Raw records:
____________________
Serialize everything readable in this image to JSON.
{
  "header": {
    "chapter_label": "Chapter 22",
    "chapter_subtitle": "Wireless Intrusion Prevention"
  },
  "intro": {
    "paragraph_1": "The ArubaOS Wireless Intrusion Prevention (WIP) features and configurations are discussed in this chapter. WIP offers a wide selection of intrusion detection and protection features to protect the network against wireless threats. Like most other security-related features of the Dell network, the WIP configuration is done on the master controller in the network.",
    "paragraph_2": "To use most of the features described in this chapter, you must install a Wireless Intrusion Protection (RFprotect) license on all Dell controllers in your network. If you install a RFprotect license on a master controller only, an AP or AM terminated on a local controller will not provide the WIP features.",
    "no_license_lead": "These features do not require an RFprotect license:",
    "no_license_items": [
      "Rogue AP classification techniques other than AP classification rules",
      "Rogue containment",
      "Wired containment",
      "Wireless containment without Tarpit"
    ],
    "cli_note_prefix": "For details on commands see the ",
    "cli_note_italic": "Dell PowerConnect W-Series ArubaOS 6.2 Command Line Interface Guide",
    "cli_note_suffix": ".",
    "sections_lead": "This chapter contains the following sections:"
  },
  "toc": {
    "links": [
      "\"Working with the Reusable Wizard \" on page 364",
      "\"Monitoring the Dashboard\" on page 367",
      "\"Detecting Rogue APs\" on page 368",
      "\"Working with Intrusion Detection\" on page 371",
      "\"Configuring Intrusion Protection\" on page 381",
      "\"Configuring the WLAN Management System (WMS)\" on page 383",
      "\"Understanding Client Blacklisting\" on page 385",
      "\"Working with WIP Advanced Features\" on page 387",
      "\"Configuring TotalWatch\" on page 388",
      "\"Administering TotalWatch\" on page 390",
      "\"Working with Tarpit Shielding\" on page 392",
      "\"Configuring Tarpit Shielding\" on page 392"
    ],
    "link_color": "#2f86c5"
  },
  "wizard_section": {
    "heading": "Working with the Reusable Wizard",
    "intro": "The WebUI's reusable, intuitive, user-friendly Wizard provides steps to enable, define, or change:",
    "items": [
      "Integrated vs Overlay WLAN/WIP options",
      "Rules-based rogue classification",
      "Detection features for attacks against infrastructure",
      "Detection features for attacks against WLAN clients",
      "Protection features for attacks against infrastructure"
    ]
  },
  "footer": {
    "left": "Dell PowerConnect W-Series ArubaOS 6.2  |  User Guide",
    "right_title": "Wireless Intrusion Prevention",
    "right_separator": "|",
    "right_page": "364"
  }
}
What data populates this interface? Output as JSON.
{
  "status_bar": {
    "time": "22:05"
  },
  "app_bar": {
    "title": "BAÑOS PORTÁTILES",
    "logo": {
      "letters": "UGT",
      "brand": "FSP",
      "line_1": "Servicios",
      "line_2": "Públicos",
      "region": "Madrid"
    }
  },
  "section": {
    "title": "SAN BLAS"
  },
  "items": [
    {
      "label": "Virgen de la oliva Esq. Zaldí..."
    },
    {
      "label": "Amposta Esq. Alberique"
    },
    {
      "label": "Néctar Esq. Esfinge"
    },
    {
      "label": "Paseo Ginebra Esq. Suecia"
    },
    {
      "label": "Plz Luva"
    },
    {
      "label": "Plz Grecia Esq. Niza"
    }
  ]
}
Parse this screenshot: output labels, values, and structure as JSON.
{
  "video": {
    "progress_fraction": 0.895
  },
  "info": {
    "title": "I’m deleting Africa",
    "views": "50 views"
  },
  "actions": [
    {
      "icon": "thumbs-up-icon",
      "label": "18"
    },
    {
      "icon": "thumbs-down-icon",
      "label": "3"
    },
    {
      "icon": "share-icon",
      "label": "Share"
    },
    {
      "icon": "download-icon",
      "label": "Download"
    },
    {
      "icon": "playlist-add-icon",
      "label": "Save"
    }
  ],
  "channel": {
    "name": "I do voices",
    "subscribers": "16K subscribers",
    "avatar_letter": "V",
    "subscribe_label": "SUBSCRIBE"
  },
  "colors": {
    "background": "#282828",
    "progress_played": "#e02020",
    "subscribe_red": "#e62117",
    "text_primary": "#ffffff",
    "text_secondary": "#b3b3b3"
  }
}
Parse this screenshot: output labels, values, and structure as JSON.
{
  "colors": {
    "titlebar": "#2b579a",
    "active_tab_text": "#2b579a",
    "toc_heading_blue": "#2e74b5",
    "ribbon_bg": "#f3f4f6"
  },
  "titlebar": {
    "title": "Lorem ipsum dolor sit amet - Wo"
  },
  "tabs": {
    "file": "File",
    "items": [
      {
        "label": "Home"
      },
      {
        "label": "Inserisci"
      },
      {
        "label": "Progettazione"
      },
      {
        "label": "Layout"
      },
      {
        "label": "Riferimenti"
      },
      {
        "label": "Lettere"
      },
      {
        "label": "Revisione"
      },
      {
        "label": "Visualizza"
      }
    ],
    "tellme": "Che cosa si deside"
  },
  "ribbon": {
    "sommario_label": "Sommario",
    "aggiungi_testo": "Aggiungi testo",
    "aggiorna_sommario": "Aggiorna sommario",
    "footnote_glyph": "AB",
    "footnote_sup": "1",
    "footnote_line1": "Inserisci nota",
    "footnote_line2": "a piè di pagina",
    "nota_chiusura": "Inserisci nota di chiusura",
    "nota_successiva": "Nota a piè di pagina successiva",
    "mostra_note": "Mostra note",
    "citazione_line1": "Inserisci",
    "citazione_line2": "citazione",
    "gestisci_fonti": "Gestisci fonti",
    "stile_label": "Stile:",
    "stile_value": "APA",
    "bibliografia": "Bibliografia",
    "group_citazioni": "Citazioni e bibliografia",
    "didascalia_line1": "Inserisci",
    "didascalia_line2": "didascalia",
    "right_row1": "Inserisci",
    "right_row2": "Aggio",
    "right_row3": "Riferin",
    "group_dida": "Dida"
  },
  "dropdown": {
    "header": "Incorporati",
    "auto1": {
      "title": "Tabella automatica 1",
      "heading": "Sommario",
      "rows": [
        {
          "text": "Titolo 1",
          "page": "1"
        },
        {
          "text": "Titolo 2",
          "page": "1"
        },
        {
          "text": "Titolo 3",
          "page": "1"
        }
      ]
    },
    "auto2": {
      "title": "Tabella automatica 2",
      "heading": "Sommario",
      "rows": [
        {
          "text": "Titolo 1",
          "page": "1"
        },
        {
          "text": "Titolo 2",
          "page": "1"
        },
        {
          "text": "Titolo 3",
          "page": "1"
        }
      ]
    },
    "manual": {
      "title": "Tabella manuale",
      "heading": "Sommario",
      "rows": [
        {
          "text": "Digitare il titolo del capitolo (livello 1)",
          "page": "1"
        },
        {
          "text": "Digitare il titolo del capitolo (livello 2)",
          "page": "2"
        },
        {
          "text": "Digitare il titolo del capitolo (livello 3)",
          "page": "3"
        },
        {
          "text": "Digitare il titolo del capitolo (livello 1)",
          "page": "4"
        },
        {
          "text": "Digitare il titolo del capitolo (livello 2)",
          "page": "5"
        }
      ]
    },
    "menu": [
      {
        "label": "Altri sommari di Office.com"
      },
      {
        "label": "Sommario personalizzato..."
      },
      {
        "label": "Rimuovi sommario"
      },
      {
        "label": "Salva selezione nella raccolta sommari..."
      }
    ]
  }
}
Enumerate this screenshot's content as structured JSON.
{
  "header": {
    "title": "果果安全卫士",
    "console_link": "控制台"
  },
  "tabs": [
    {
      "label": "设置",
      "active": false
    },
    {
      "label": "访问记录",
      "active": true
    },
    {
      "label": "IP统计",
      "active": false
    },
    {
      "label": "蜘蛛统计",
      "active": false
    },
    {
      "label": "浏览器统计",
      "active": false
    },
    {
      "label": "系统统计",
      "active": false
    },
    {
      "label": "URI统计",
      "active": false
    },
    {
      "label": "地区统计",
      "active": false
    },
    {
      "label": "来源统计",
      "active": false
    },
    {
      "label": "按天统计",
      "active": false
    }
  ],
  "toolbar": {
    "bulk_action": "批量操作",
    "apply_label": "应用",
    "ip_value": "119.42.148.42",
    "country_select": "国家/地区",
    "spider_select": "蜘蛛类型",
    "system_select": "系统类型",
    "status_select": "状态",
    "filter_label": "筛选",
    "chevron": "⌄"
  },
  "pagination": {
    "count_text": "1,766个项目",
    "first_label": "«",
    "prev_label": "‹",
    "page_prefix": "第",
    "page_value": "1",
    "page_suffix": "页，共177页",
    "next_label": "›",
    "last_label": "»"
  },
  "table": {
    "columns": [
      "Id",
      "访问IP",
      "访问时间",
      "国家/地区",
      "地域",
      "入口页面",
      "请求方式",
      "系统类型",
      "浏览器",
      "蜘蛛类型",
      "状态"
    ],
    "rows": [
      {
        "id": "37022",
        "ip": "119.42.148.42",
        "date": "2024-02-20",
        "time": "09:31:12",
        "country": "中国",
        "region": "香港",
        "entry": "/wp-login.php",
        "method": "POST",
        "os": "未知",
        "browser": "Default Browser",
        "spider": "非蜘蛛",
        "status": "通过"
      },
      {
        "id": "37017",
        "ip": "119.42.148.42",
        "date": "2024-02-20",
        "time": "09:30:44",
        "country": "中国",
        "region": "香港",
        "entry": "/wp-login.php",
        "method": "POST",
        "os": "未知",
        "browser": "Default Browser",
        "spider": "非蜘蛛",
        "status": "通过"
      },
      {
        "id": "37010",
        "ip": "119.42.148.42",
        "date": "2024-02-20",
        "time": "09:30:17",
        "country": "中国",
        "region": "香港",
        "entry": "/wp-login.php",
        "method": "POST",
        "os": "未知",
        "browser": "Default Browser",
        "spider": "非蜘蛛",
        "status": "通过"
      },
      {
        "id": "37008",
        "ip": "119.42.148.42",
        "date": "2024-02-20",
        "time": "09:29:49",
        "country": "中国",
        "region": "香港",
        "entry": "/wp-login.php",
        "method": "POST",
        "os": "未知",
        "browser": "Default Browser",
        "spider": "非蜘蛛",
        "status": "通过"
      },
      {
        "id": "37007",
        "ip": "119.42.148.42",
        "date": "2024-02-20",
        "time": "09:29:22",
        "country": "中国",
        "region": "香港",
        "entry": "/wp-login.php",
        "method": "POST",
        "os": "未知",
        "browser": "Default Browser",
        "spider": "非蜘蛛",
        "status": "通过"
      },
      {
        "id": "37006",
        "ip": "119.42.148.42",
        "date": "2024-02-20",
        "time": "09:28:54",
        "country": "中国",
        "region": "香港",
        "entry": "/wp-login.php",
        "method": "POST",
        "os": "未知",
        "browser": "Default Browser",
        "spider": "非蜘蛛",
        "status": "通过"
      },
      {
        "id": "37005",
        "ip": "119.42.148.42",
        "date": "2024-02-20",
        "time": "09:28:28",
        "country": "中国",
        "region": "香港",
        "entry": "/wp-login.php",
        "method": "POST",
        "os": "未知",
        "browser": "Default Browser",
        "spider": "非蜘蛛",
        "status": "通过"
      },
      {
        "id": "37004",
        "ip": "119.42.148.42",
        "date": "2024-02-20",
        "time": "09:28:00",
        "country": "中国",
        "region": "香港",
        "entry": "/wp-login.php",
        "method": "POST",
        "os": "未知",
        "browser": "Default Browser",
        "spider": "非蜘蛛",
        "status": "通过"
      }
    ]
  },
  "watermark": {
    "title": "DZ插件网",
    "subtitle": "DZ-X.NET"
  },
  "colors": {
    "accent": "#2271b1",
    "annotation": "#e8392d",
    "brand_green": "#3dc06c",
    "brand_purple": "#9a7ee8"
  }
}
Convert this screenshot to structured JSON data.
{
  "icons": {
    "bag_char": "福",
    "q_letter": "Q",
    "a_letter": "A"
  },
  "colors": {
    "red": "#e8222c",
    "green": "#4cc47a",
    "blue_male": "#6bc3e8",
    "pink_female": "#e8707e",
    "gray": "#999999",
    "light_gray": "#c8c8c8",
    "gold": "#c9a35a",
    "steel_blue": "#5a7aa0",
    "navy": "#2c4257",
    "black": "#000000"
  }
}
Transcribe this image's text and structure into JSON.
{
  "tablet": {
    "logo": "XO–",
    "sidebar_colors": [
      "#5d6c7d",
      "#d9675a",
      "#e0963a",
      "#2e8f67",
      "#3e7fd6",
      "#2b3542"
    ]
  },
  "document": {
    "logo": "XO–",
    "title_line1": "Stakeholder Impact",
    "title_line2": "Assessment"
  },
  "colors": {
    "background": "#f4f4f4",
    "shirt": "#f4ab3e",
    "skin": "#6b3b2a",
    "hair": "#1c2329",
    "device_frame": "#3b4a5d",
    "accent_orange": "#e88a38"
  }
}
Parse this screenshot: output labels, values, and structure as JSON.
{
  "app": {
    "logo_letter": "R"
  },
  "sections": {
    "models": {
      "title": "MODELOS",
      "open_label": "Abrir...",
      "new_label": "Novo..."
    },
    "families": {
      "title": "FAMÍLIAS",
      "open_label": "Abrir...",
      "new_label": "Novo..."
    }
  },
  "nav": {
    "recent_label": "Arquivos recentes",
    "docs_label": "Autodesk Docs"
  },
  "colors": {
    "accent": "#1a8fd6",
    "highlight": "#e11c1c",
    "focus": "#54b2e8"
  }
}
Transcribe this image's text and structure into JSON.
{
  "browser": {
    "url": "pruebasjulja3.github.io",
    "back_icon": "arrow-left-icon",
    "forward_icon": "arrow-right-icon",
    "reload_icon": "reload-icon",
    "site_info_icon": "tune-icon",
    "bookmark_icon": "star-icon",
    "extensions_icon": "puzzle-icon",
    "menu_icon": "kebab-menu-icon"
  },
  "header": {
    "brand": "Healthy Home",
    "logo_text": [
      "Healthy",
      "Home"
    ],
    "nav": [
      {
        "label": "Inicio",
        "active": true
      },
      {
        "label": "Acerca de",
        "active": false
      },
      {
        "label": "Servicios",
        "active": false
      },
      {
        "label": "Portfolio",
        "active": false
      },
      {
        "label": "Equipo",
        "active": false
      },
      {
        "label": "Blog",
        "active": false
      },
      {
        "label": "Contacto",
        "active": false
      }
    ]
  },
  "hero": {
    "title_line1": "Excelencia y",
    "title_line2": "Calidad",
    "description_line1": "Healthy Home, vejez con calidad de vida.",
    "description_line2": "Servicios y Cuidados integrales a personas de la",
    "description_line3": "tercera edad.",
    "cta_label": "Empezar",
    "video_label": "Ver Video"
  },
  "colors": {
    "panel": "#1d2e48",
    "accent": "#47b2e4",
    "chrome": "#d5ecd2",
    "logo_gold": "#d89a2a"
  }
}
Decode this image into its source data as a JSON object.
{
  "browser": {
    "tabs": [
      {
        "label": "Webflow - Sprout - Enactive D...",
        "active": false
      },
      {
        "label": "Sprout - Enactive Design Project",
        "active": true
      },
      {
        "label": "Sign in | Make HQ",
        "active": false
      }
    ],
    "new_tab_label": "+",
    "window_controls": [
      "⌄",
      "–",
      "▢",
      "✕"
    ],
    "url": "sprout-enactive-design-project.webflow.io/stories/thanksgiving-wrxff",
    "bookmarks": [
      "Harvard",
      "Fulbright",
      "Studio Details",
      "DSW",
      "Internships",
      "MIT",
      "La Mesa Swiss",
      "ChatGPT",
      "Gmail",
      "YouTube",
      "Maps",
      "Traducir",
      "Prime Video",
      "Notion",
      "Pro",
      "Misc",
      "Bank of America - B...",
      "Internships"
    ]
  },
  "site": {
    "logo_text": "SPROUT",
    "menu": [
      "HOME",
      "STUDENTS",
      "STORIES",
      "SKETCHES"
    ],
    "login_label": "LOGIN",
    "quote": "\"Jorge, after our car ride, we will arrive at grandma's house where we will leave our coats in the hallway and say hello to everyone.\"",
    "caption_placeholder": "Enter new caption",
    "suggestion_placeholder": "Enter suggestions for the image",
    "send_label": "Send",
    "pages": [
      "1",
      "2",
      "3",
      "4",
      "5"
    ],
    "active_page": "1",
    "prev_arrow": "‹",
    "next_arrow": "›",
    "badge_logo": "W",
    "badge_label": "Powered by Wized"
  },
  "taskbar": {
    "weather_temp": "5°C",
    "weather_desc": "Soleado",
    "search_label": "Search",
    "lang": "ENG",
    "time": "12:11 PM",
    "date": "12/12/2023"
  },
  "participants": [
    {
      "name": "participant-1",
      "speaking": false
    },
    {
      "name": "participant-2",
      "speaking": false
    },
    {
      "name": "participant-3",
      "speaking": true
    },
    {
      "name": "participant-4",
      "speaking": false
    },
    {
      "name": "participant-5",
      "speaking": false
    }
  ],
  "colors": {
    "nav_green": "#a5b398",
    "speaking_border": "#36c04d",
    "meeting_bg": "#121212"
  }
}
____________________
■ SET TASK
Go over the entries above and say how many lines hold the string "sections", with no other text.

■ RESPONSE
2